To be done:
Take every line from the material that has the word "window" in it.

# # # # #

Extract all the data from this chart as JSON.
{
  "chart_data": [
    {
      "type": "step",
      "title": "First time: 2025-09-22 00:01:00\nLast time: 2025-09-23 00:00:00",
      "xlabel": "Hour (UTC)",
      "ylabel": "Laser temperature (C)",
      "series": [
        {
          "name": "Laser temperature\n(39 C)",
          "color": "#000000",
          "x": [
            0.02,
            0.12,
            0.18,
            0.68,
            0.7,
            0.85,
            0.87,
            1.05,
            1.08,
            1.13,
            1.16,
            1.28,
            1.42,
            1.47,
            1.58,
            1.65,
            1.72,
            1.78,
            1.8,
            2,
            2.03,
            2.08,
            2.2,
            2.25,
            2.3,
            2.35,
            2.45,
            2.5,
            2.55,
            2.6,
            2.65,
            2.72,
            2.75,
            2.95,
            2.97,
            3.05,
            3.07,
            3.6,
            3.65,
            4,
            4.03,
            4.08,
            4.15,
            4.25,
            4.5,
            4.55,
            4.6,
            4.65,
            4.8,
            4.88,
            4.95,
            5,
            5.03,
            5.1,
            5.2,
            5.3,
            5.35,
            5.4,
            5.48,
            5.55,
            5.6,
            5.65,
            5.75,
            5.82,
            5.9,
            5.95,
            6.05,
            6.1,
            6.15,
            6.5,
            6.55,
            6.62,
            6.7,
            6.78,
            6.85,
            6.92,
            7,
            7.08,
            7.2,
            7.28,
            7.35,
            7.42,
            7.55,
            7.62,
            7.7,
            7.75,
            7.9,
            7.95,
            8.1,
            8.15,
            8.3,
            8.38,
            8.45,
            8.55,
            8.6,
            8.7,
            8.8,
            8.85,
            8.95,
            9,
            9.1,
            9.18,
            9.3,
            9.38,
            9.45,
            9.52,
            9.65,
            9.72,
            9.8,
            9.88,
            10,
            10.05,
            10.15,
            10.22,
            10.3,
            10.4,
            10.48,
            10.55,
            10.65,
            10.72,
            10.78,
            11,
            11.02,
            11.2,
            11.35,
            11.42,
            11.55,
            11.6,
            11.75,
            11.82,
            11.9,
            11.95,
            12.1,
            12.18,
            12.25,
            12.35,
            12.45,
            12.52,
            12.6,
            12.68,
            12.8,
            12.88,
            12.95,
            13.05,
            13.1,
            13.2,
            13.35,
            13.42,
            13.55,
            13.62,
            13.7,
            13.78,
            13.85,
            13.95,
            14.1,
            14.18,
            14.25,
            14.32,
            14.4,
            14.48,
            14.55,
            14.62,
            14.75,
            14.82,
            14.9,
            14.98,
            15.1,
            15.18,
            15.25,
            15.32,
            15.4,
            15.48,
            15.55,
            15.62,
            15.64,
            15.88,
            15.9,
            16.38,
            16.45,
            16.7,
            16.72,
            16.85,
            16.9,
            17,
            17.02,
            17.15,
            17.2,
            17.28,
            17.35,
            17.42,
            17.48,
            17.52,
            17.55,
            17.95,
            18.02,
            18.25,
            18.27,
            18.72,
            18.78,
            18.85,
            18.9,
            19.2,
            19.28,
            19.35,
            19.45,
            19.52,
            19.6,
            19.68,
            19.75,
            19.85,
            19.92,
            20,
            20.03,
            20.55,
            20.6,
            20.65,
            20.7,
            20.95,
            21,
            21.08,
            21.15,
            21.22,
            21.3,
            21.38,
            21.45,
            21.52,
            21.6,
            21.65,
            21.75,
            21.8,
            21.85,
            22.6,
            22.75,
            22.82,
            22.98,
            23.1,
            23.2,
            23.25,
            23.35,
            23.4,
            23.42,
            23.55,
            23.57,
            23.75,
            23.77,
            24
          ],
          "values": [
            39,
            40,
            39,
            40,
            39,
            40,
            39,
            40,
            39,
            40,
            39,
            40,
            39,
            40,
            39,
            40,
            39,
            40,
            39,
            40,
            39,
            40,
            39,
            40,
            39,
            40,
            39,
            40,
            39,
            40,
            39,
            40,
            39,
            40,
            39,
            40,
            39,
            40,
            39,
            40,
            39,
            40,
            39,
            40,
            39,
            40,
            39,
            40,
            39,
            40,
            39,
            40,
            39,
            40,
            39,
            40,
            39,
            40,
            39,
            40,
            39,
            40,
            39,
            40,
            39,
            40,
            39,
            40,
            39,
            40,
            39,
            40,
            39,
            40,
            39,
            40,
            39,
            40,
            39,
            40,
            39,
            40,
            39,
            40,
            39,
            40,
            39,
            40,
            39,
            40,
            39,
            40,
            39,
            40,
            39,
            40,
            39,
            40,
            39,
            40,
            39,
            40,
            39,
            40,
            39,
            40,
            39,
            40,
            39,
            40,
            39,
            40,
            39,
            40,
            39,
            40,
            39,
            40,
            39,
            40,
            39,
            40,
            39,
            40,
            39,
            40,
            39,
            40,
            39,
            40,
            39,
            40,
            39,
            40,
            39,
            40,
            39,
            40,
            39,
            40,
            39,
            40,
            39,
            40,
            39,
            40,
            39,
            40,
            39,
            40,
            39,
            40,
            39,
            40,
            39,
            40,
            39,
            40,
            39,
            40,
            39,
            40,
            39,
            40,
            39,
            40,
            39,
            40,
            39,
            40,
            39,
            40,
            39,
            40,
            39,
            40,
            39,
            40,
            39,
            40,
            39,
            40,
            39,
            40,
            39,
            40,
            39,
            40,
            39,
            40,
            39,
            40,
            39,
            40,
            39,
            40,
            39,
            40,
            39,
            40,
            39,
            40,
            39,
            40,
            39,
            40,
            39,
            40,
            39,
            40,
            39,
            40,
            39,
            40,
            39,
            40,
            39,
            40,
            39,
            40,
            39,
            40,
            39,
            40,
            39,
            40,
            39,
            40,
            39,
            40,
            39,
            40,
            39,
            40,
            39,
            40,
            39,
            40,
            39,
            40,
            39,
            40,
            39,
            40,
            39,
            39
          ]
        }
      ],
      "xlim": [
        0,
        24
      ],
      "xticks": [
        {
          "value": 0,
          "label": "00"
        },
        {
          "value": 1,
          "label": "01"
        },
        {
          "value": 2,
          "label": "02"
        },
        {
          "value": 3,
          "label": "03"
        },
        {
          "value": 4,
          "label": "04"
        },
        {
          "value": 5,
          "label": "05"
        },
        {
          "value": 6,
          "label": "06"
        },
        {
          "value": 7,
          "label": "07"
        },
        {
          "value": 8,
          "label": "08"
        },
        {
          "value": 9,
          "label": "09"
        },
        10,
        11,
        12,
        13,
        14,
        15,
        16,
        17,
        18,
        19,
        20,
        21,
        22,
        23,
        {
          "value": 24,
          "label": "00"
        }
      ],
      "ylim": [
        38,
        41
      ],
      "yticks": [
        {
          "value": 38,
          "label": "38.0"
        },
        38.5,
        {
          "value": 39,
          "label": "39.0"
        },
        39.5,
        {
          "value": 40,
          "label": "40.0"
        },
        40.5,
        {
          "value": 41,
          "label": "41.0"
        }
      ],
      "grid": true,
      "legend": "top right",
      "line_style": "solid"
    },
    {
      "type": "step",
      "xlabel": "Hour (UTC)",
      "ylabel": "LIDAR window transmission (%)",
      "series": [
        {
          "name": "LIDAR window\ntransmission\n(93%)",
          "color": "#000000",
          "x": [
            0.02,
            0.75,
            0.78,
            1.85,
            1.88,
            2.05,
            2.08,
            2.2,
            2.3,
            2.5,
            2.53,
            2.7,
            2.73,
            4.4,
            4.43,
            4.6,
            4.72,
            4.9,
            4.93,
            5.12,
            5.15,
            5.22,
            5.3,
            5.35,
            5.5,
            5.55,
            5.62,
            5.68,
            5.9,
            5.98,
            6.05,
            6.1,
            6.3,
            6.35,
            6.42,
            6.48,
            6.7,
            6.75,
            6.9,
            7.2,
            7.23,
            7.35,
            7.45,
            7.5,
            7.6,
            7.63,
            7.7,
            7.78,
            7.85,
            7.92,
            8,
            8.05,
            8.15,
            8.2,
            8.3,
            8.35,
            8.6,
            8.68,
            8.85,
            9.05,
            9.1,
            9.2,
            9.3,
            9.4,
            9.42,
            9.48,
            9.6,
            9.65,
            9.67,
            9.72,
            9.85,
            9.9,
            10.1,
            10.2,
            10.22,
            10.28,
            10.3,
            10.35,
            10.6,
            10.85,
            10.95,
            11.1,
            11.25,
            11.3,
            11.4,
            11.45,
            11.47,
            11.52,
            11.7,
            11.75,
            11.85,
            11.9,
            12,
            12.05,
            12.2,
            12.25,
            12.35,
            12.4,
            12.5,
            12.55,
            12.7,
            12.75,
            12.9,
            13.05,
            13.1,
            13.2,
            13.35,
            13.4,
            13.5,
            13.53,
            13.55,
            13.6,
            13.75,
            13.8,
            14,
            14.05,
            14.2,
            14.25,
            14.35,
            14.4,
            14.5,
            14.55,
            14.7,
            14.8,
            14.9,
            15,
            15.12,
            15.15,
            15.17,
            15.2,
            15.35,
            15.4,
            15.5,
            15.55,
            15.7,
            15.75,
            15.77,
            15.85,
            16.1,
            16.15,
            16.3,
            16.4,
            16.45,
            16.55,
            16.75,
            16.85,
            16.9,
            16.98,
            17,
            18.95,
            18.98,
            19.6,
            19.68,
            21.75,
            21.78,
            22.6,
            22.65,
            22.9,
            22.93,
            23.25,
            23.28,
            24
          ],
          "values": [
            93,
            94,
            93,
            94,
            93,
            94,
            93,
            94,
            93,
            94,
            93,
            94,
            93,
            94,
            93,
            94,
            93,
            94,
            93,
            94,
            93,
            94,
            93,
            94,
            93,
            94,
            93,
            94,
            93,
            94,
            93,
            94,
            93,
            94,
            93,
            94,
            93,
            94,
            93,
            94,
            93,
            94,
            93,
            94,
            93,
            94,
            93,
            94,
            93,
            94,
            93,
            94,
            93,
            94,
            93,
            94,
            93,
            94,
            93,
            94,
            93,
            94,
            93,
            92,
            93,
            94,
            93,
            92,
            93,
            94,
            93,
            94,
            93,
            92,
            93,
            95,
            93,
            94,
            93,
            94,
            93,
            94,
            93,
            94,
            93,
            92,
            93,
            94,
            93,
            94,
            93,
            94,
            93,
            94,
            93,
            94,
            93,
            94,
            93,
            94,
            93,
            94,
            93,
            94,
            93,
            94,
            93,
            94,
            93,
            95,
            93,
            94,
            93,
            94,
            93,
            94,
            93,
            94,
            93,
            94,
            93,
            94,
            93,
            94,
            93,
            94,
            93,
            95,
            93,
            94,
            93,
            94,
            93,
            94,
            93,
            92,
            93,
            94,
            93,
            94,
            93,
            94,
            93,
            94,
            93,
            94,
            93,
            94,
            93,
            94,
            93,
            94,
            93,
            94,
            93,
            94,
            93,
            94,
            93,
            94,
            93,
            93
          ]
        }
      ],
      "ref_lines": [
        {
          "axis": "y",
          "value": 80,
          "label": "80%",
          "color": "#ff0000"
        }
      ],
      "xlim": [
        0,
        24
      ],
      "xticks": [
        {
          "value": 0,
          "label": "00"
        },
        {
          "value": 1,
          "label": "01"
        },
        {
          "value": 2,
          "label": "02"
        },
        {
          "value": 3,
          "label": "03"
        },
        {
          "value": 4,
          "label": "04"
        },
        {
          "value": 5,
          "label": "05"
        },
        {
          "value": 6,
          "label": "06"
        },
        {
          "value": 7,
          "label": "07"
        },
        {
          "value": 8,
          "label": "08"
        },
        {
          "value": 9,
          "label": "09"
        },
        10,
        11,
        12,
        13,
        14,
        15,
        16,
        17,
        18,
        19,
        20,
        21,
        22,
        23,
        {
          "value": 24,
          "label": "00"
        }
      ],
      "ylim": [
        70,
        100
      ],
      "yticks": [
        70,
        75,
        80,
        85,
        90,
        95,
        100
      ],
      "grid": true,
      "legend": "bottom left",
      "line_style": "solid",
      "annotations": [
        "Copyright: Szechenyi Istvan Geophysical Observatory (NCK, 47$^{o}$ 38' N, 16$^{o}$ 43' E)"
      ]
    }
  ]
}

# # # # #

Answer below:
      "ylabel": "LIDAR window transmission (%)",
          "name": "LIDAR window\ntransmission\n(93%)",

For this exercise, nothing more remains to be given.